Exercise objective ▸ Determine how many lines of this material contain "العربي". Give only the number.

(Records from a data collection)
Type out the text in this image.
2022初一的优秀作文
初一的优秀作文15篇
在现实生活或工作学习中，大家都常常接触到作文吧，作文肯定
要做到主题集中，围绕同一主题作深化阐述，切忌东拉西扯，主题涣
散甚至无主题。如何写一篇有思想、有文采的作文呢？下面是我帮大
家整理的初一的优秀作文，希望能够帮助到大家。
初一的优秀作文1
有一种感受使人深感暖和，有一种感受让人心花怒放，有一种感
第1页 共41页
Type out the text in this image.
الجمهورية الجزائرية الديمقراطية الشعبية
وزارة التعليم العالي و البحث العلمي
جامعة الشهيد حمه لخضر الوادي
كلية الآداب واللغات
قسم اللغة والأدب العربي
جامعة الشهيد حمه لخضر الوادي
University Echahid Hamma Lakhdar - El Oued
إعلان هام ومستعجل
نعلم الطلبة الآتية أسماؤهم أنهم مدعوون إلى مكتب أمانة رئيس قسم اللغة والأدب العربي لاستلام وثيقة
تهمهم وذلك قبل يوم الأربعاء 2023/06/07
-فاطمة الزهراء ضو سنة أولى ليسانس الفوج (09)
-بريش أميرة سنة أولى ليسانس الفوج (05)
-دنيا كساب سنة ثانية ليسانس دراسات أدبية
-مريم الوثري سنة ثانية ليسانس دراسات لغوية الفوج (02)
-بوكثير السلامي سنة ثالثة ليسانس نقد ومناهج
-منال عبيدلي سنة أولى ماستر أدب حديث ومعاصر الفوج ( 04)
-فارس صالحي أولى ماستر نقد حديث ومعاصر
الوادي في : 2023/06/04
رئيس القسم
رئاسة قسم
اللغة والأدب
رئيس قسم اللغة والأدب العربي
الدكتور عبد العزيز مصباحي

Solution for this task ▸ 3